▶ SOURCE DATA:
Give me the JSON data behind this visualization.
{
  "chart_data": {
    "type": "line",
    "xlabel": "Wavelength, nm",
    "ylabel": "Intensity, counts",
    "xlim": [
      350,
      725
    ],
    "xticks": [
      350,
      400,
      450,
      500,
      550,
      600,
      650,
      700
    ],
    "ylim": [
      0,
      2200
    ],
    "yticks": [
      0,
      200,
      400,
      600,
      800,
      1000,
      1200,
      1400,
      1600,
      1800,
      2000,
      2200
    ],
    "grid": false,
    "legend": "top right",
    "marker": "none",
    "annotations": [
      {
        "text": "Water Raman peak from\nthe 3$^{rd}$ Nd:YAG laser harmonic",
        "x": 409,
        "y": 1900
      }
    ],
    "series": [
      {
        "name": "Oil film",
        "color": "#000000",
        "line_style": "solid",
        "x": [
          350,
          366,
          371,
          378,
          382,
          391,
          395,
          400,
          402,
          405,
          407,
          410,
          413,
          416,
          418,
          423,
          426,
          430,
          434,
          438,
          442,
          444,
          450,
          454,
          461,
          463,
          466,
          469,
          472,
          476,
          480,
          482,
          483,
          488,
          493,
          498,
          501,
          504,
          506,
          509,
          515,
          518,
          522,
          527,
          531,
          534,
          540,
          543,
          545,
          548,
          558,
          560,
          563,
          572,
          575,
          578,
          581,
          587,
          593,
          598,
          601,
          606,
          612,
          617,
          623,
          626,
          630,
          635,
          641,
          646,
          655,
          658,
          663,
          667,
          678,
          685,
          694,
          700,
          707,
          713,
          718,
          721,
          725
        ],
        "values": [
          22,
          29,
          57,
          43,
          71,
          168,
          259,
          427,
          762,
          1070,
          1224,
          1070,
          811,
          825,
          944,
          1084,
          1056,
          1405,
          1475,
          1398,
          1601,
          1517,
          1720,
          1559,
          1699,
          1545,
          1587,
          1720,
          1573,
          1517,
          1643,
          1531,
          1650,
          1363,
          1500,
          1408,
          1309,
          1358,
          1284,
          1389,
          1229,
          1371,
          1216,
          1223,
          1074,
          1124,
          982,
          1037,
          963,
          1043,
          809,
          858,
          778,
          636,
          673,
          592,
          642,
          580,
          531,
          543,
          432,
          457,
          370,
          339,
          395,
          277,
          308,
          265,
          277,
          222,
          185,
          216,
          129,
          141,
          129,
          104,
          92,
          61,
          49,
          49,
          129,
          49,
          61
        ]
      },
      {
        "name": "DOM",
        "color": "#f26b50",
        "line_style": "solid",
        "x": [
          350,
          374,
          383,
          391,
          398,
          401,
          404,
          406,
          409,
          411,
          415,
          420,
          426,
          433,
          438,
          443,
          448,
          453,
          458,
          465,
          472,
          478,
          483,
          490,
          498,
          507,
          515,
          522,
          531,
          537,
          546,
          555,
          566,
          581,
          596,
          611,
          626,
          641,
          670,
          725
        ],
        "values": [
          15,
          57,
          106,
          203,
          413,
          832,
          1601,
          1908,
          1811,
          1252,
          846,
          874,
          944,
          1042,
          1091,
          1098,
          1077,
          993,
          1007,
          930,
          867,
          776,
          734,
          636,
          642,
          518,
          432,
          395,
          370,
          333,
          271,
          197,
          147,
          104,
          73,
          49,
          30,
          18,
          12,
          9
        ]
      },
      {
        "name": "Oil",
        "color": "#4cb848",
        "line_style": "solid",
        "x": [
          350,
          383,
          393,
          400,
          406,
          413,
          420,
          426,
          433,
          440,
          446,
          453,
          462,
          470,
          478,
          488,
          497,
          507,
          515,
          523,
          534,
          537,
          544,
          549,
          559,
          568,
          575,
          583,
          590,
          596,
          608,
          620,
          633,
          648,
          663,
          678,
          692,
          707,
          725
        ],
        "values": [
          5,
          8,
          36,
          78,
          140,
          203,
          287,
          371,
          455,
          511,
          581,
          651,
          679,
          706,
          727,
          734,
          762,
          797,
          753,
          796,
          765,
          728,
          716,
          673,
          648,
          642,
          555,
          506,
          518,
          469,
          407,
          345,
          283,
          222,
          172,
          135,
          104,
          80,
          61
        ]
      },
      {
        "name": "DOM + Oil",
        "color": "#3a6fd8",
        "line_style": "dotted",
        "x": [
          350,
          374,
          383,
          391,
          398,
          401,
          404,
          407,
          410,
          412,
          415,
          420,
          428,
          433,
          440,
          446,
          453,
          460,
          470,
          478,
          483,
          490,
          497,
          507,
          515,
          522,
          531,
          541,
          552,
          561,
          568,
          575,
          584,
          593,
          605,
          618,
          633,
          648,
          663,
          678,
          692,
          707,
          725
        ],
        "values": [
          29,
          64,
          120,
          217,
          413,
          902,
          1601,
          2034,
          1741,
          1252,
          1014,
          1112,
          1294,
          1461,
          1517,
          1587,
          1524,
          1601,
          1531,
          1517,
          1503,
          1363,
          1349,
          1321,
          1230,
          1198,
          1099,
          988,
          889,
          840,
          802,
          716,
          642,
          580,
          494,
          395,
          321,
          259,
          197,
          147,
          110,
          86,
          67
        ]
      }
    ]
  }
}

▶ GOAL OF THE EXERCISE: Return all the data above once more, precisely as given.

▶ TASK OUTPUT:
Give me the JSON data behind this visualization.
{
  "chart_data": {
    "type": "line",
    "xlabel": "Wavelength, nm",
    "ylabel": "Intensity, counts",
    "xlim": [
      350,
      725
    ],
    "xticks": [
      350,
      400,
      450,
      500,
      550,
      600,
      650,
      700
    ],
    "ylim": [
      0,
      2200
    ],
    "yticks": [
      0,
      200,
      400,
      600,
      800,
      1000,
      1200,
      1400,
      1600,
      1800,
      2000,
      2200
    ],
    "grid": false,
    "legend": "top right",
    "marker": "none",
    "annotations": [
      {
        "text": "Water Raman peak from\nthe 3$^{rd}$ Nd:YAG laser harmonic",
        "x": 409,
        "y": 1900
      }
    ],
    "series": [
      {
        "name": "Oil film",
        "color": "#000000",
        "line_style": "solid",
        "x": [
          350,
          366,
          371,
          378,
          382,
          391,
          395,
          400,
          402,
          405,
          407,
          410,
          413,
          416,
          418,
          423,
          426,
          430,
          434,
          438,
          442,
          444,
          450,
          454,
          461,
          463,
          466,
          469,
          472,
          476,
          480,
          482,
          483,
          488,
          493,
          498,
          501,
          504,
          506,
          509,
          515,
          518,
          522,
          527,
          531,
          534,
          540,
          543,
          545,
          548,
          558,
          560,
          563,
          572,
          575,
          578,
          581,
          587,
          593,
          598,
          601,
          606,
          612,
          617,
          623,
          626,
          630,
          635,
          641,
          646,
          655,
          658,
          663,
          667,
          678,
          685,
          694,
          700,
          707,
          713,
          718,
          721,
          725
        ],
        "values": [
          22,
          29,
          57,
          43,
          71,
          168,
          259,
          427,
          762,
          1070,
          1224,
          1070,
          811,
          825,
          944,
          1084,
          1056,
          1405,
          1475,
          1398,
          1601,
          1517,
          1720,
          1559,
          1699,
          1545,
          1587,
          1720,
          1573,
          1517,
          1643,
          1531,
          1650,
          1363,
          1500,
          1408,
          1309,
          1358,
          1284,
          1389,
          1229,
          1371,
          1216,
          1223,
          1074,
          1124,
          982,
          1037,
          963,
          1043,
          809,
          858,
          778,
          636,
          673,
          592,
          642,
          580,
          531,
          543,
          432,
          457,
          370,
          339,
          395,
          277,
          308,
          265,
          277,
          222,
          185,
          216,
          129,
          141,
          129,
          104,
          92,
          61,
          49,
          49,
          129,
          49,
          61
        ]
      },
      {
        "name": "DOM",
        "color": "#f26b50",
        "line_style": "solid",
        "x": [
          350,
          374,
          383,
          391,
          398,
          401,
          404,
          406,
          409,
          411,
          415,
          420,
          426,
          433,
          438,
          443,
          448,
          453,
          458,
          465,
          472,
          478,
          483,
          490,
          498,
          507,
          515,
          522,
          531,
          537,
          546,
          555,
          566,
          581,
          596,
          611,
          626,
          641,
          670,
          725
        ],
        "values": [
          15,
          57,
          106,
          203,
          413,
          832,
          1601,
          1908,
          1811,
          1252,
          846,
          874,
          944,
          1042,
          1091,
          1098,
          1077,
          993,
          1007,
          930,
          867,
          776,
          734,
          636,
          642,
          518,
          432,
          395,
          370,
          333,
          271,
          197,
          147,
          104,
          73,
          49,
          30,
          18,
          12,
          9
        ]
      },
      {
        "name": "Oil",
        "color": "#4cb848",
        "line_style": "solid",
        "x": [
          350,
          383,
          393,
          400,
          406,
          413,
          420,
          426,
          433,
          440,
          446,
          453,
          462,
          470,
          478,
          488,
          497,
          507,
          515,
          523,
          534,
          537,
          544,
          549,
          559,
          568,
          575,
          583,
          590,
          596,
          608,
          620,
          633,
          648,
          663,
          678,
          692,
          707,
          725
        ],
        "values": [
          5,
          8,
          36,
          78,
          140,
          203,
          287,
          371,
          455,
          511,
          581,
          651,
          679,
          706,
          727,
          734,
          762,
          797,
          753,
          796,
          765,
          728,
          716,
          673,
          648,
          642,
          555,
          506,
          518,
          469,
          407,
          345,
          283,
          222,
          172,
          135,
          104,
          80,
          61
        ]
      },
      {
        "name": "DOM + Oil",
        "color": "#3a6fd8",
        "line_style": "dotted",
        "x": [
          350,
          374,
          383,
          391,
          398,
          401,
          404,
          407,
          410,
          412,
          415,
          420,
          428,
          433,
          440,
          446,
          453,
          460,
          470,
          478,
          483,
          490,
          497,
          507,
          515,
          522,
          531,
          541,
          552,
          561,
          568,
          575,
          584,
          593,
          605,
          618,
          633,
          648,
          663,
          678,
          692,
          707,
          725
        ],
        "values": [
          29,
          64,
          120,
          217,
          413,
          902,
          1601,
          2034,
          1741,
          1252,
          1014,
          1112,
          1294,
          1461,
          1517,
          1587,
          1524,
          1601,
          1531,
          1517,
          1503,
          1363,
          1349,
          1321,
          1230,
          1198,
          1099,
          988,
          889,
          840,
          802,
          716,
          642,
          580,
          494,
          395,
          321,
          259,
          197,
          147,
          110,
          86,
          67
        ]
      }
    ]
  }
}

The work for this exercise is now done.